» **THE PROBLEM**
Below is a listing; copy all of it exactly.
## begin DATA SUPPLIED
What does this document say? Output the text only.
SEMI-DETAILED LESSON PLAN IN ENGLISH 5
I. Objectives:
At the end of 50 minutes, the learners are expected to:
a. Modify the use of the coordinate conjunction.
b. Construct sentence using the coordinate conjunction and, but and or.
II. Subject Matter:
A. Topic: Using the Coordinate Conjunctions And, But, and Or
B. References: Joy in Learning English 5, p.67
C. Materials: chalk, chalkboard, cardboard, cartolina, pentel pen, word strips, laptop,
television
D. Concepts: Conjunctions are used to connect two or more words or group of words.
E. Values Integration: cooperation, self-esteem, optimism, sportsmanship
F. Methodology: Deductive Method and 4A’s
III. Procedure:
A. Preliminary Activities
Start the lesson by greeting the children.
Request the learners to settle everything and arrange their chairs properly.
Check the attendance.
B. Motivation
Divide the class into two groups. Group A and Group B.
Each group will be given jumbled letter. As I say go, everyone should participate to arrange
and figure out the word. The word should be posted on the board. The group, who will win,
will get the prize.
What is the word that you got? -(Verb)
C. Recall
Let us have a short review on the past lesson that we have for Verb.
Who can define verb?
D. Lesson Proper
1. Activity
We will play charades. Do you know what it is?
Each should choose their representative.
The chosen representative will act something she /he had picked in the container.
## end DATA SUPPLIED
» **COMPLETE OUTPUT**
What does this document say? Output the text only.
SEMI-DETAILED LESSON PLAN IN ENGLISH 5
I. Objectives:
At the end of 50 minutes, the learners are expected to:
a. Modify the use of the coordinate conjunction.
b. Construct sentence using the coordinate conjunction and, but and or.
II. Subject Matter:
A. Topic: Using the Coordinate Conjunctions And, But, and Or
B. References: Joy in Learning English 5, p.67
C. Materials: chalk, chalkboard, cardboard, cartolina, pentel pen, word strips, laptop,
television
D. Concepts: Conjunctions are used to connect two or more words or group of words.
E. Values Integration: cooperation, self-esteem, optimism, sportsmanship
F. Methodology: Deductive Method and 4A’s
III. Procedure:
A. Preliminary Activities
Start the lesson by greeting the children.
Request the learners to settle everything and arrange their chairs properly.
Check the attendance.
B. Motivation
Divide the class into two groups. Group A and Group B.
Each group will be given jumbled letter. As I say go, everyone should participate to arrange
and figure out the word. The word should be posted on the board. The group, who will win,
will get the prize.
What is the word that you got? -(Verb)
C. Recall
Let us have a short review on the past lesson that we have for Verb.
Who can define verb?
D. Lesson Proper
1. Activity
We will play charades. Do you know what it is?
Each should choose their representative.
The chosen representative will act something she /he had picked in the container.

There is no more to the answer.